### ENTRIES SHOWN
-*-

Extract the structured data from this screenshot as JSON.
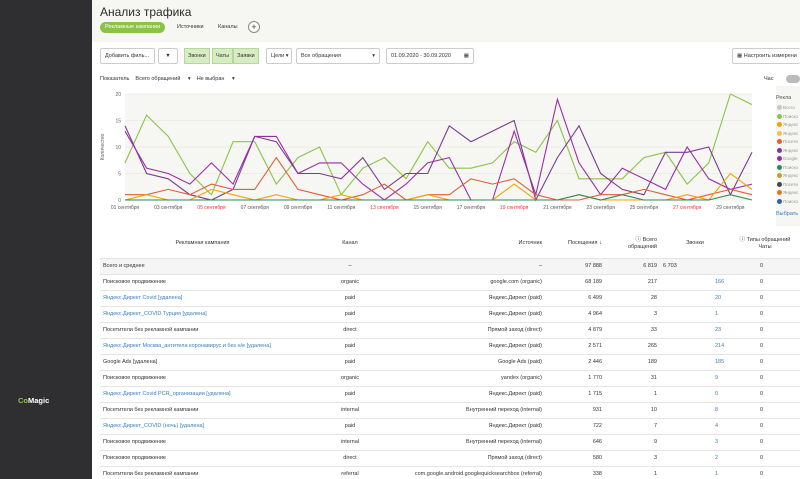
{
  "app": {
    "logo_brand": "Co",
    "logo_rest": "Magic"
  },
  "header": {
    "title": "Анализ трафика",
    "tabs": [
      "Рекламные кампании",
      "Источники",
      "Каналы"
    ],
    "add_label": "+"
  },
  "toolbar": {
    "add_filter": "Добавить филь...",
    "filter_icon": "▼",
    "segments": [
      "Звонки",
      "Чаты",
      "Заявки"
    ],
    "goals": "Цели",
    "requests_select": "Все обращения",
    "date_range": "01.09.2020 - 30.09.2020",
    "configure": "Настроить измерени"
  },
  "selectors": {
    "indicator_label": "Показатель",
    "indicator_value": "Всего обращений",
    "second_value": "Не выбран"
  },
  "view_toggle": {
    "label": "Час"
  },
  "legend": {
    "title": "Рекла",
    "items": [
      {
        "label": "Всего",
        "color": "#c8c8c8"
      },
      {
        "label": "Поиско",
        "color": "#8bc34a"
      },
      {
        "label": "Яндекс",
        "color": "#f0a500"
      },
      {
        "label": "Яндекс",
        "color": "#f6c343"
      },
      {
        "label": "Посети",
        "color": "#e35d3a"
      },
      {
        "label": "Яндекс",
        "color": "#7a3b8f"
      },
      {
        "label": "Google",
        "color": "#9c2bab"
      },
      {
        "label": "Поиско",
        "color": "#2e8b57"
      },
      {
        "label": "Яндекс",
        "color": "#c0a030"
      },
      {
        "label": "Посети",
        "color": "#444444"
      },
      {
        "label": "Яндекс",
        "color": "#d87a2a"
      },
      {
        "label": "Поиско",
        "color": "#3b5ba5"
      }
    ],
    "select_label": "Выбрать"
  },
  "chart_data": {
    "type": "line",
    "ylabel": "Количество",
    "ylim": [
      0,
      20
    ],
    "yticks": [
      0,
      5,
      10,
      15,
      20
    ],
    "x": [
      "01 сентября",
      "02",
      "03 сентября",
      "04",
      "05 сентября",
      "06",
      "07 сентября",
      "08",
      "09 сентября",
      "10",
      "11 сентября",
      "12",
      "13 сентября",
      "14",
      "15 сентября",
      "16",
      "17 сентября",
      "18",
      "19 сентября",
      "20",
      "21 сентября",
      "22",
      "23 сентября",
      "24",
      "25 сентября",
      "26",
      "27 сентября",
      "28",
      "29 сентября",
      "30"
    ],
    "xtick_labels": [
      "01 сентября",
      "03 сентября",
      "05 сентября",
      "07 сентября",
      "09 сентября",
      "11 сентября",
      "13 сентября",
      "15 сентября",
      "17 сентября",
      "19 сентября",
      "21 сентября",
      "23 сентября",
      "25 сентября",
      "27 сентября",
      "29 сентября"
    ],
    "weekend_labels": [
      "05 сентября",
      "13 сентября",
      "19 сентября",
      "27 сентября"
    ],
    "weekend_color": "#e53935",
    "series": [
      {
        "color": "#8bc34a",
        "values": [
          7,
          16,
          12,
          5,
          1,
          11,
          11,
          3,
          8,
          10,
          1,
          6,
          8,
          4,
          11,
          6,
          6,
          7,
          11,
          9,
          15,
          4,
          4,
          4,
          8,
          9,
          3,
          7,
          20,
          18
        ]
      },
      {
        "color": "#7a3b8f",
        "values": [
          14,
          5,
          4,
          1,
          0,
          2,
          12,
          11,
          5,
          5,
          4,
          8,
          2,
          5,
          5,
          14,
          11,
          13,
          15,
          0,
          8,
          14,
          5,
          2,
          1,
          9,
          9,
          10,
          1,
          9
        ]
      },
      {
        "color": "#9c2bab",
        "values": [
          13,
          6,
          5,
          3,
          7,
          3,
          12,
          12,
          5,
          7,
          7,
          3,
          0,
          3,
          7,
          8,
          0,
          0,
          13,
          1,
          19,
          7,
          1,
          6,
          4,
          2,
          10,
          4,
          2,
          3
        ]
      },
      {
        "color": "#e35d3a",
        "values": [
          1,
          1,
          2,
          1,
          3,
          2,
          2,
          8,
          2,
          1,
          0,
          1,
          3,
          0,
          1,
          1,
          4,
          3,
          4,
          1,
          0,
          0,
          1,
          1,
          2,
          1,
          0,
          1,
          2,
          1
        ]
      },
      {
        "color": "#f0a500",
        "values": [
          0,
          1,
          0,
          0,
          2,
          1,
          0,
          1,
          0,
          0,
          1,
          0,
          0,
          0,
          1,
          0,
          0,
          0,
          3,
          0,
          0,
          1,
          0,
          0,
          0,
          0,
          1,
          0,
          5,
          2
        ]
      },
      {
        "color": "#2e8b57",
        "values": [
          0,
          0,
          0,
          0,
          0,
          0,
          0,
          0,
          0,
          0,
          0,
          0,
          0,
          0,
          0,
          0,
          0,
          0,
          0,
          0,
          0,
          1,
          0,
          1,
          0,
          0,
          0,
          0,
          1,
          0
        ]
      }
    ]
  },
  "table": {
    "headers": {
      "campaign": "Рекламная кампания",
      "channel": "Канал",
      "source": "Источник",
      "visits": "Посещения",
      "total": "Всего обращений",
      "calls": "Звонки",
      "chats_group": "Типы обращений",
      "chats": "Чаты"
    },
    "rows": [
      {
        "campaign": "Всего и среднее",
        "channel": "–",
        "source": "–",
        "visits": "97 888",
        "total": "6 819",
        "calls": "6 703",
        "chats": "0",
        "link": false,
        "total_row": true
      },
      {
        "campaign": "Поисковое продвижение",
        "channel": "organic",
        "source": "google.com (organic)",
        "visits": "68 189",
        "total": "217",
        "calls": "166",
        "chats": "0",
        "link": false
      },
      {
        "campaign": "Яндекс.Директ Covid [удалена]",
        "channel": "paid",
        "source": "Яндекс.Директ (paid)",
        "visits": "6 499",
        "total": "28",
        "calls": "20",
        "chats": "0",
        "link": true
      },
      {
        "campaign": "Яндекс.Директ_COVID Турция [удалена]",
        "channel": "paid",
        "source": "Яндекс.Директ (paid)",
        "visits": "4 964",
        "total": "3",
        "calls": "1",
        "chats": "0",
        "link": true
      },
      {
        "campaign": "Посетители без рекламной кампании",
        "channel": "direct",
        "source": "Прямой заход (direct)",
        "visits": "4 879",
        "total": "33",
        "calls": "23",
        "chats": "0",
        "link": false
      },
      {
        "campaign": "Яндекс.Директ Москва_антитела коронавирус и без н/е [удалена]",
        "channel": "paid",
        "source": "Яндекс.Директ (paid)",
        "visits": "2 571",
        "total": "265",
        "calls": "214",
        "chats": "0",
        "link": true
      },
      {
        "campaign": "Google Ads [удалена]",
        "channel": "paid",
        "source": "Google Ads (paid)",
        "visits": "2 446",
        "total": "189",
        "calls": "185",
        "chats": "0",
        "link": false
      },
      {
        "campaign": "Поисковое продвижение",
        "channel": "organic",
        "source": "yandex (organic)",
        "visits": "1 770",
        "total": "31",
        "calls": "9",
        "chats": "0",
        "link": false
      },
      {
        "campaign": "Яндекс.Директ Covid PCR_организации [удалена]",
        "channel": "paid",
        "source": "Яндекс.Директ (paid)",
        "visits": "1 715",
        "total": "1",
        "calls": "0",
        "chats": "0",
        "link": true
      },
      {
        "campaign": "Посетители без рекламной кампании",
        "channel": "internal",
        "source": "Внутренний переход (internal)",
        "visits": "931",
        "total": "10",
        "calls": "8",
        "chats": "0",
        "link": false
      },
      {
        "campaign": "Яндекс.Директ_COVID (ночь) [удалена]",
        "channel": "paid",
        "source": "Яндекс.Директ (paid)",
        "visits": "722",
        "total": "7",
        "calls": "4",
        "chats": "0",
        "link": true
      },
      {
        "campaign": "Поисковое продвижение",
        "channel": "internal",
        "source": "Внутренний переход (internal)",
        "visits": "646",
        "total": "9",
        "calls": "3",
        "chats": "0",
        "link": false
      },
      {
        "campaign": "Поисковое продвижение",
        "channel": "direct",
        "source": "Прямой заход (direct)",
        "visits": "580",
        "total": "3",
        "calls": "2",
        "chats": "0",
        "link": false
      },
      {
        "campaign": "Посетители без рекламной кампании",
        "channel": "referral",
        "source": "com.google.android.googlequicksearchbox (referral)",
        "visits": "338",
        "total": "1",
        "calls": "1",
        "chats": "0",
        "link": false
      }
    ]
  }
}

-*-

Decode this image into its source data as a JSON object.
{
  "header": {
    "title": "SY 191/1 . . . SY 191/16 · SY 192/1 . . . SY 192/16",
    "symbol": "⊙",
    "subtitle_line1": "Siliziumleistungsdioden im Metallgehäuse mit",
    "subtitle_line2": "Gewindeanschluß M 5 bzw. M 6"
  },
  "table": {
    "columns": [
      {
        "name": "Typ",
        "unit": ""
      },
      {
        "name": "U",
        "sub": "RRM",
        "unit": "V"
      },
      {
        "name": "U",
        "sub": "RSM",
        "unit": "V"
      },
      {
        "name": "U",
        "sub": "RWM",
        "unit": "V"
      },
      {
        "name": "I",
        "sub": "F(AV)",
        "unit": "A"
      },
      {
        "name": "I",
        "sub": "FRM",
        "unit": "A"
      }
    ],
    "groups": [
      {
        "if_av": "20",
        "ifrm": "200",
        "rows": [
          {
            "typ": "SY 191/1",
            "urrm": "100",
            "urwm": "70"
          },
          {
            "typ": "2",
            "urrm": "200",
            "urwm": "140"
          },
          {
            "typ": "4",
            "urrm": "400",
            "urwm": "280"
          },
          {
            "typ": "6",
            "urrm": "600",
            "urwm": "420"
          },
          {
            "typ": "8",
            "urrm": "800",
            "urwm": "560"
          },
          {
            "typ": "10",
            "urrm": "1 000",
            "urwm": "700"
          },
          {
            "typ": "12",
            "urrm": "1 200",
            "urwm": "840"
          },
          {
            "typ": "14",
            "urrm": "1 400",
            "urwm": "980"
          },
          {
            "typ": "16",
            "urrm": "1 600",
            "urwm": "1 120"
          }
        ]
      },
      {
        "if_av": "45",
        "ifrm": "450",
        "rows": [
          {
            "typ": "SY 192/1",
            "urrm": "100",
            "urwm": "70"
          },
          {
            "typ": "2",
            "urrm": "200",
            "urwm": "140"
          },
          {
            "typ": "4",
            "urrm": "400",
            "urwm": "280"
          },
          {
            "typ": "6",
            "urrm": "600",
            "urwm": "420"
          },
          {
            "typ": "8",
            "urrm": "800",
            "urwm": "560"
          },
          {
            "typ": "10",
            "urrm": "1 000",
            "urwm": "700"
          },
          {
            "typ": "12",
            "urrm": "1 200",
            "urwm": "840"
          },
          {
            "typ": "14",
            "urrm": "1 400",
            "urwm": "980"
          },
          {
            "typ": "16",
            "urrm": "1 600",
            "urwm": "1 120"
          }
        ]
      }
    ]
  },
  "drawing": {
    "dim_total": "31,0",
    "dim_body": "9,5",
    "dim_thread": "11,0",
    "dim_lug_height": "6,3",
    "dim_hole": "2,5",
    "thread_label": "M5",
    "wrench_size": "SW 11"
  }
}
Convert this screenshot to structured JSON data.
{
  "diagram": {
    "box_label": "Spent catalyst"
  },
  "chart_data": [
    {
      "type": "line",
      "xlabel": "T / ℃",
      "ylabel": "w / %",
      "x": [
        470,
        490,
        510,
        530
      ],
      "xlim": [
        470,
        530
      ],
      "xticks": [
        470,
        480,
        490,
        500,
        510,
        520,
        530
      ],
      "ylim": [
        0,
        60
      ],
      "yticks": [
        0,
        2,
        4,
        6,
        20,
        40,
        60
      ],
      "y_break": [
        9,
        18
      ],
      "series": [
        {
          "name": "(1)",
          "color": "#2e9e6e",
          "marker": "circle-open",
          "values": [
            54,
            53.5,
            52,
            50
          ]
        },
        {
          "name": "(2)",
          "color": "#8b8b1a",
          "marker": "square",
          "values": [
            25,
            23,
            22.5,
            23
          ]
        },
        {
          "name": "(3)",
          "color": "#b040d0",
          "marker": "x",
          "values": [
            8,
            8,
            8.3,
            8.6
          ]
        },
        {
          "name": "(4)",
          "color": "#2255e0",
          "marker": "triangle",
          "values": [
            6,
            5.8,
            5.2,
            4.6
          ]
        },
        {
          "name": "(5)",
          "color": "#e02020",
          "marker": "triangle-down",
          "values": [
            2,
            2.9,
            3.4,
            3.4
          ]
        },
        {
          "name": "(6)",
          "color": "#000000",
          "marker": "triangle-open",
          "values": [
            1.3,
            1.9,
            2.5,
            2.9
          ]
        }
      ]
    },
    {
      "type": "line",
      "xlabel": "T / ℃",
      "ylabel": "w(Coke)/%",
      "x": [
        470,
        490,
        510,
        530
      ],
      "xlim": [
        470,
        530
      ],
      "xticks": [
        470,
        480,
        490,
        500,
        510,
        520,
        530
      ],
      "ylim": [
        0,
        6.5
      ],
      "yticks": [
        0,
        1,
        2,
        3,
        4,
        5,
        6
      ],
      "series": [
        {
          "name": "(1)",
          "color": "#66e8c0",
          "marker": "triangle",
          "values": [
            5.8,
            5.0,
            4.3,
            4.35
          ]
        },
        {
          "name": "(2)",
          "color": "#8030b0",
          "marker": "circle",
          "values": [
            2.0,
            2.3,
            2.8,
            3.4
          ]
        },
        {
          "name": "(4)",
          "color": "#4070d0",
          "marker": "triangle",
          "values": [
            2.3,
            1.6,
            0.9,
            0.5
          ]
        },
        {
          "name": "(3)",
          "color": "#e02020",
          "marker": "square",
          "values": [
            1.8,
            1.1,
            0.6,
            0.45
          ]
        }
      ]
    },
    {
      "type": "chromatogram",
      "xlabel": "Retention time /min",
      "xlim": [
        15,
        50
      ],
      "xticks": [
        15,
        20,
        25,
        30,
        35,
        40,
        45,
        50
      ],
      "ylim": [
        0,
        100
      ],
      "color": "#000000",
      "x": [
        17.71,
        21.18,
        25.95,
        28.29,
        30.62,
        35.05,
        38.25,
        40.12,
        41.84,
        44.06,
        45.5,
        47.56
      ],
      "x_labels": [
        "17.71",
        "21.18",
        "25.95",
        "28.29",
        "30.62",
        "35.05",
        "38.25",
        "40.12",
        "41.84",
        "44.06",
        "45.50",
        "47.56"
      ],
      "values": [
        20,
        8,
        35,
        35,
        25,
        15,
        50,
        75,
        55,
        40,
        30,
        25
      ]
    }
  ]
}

-*-

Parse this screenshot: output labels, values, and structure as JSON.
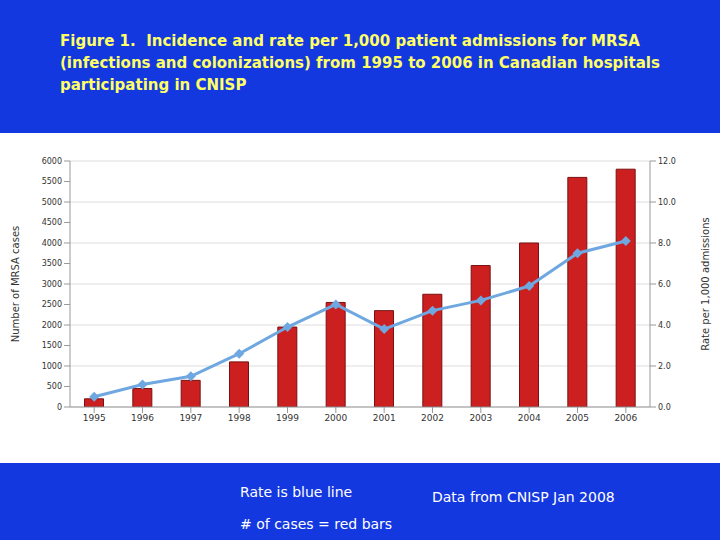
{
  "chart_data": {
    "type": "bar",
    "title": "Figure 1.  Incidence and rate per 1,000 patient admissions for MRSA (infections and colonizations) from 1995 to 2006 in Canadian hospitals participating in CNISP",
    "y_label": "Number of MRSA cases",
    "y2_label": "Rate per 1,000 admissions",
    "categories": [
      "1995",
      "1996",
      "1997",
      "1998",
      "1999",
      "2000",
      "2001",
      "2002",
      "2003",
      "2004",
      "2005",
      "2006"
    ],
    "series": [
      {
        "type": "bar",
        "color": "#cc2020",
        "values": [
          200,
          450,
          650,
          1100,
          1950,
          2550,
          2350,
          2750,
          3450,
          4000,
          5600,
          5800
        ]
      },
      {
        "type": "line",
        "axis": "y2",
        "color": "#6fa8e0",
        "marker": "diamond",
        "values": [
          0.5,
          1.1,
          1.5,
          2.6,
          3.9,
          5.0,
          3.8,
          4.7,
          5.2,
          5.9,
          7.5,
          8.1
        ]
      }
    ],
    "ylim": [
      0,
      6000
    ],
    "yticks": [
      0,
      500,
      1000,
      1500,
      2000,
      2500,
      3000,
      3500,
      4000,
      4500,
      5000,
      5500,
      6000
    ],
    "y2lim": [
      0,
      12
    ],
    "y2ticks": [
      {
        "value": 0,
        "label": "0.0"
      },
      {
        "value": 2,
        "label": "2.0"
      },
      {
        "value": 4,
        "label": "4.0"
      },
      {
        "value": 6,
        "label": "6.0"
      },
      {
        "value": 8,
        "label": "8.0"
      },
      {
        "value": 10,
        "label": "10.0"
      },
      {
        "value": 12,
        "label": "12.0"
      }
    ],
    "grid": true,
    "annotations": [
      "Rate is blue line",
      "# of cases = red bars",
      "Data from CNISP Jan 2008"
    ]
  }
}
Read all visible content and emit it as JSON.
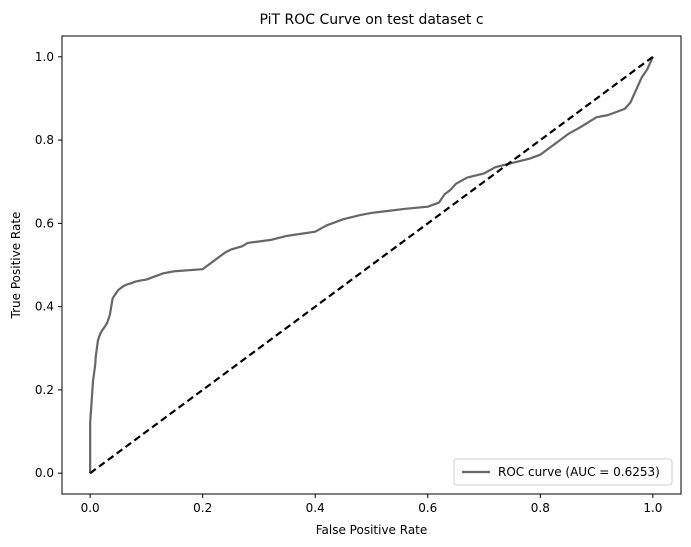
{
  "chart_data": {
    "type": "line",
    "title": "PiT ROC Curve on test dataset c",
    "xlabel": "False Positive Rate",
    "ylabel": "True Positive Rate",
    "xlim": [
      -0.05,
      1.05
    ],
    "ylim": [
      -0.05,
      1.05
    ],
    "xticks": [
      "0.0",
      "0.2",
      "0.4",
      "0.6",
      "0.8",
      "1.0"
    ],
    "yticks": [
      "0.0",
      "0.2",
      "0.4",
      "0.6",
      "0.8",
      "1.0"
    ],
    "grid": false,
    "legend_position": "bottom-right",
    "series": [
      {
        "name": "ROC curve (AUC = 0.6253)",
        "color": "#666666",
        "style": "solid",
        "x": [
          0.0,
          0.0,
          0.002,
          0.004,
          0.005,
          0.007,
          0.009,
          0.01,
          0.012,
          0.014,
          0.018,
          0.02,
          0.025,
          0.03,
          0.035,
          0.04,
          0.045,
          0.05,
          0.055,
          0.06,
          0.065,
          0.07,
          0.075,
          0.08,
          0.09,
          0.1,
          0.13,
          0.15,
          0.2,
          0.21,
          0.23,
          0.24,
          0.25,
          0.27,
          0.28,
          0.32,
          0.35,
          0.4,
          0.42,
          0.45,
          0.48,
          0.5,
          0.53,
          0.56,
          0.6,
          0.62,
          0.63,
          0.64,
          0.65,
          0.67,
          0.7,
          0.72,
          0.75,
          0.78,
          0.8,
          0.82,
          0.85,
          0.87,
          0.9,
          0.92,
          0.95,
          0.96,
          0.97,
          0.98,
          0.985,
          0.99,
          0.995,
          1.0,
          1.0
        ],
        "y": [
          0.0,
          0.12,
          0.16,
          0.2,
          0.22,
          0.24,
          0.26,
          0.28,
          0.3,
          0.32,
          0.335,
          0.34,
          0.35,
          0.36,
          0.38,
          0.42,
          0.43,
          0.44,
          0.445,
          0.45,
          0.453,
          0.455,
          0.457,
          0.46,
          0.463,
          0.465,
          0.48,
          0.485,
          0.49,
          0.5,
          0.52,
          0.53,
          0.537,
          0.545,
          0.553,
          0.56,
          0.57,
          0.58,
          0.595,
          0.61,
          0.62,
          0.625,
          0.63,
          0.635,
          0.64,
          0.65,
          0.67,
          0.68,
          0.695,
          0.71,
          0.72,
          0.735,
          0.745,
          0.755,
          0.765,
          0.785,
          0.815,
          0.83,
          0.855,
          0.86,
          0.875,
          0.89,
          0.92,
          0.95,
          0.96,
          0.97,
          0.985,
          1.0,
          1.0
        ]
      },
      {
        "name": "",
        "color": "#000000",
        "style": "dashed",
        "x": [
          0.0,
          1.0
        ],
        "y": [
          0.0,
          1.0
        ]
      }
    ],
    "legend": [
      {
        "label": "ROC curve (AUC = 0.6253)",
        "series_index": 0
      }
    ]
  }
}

-*-

### TASK BRIEF
Scan the listing above for the word "cases" and show each line where it is found.

### OUTPUT
    "y_label": "Number of MRSA cases",
      "# of cases = red bars",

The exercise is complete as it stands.